→ Source document
◇ ◇ ◇ ◇ ◇

Haidt writes that he hopes to “roll back the phone-based childhood” by 2025. He urges parents to delay giving their children smartphones until driving age. If enough parents start doing this, it will create a tipping point. A world where children can be kids again.
“The Great Rewiring,” he writes, “devastated the social lives of Gen Z by connecting them to everyone in the world and disconnecting them from the people around them.” Boys were “swallowed whole” by virtual worlds, never learning agency and independence in this world.
And in what Haidt calls “the largest uncontrolled experiment humanity has ever performed on its own children,” we’ve allowed tech companies to place in the hands of our children addictive devices that steal their sleep, fragment their attention and manipulate their emotions.
The tragic result is that we’ve been “over-protecting children in the real world … and under-protecting them online.” Teens need the slings and arrows of embodied experience to become functional adults. They need in-person friendships and social networks.
There’s been a parallel decline in the amount of time teens spend in face-to-face play with others. Physical play confers mental and social benefits that are essential for a young person’s development, but increasingly, over-protective parents keep their kids indoors.
Teen girls disappeared into social media, boys into video games and pornography. “Gen Z became the first generation in history,” he writes, “to go through puberty with a portal in their pockets that called them away from the people nearby and into an alternative universe.”

◇ ◇ ◇ ◇ ◇

→ Challenge
Please return the passage on Haidt and phone-based childhood word for word, starting with "The tragic result" and going on through "their kids indoors.".

→ Given information
◇ ◇ ◇ ◇ ◇

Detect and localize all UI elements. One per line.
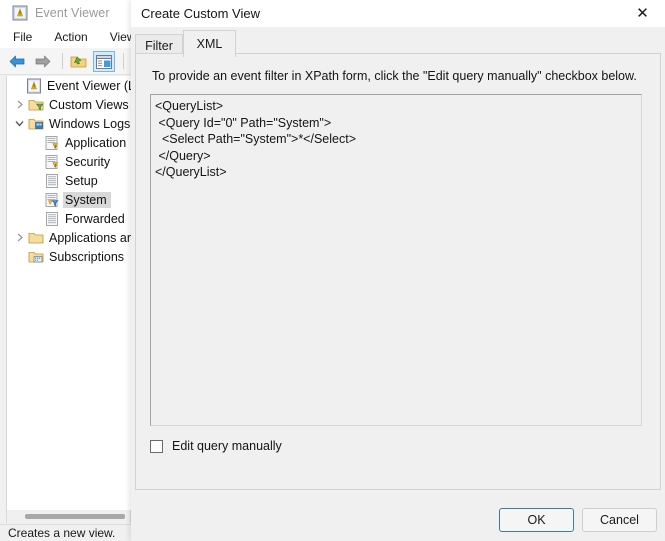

◇ ◇ ◇ ◇ ◇

→ Answer to the task
The tragic result is that we’ve been “over-protecting children in the real world … and under-protecting them online.” Teens need the slings and arrows of embodied experience to become functional adults. They need in-person friendships and social networks.
There’s been a parallel decline in the amount of time teens spend in face-to-face play with others. Physical play confers mental and social benefits that are essential for a young person’s development, but increasingly, over-protective parents keep their kids indoors.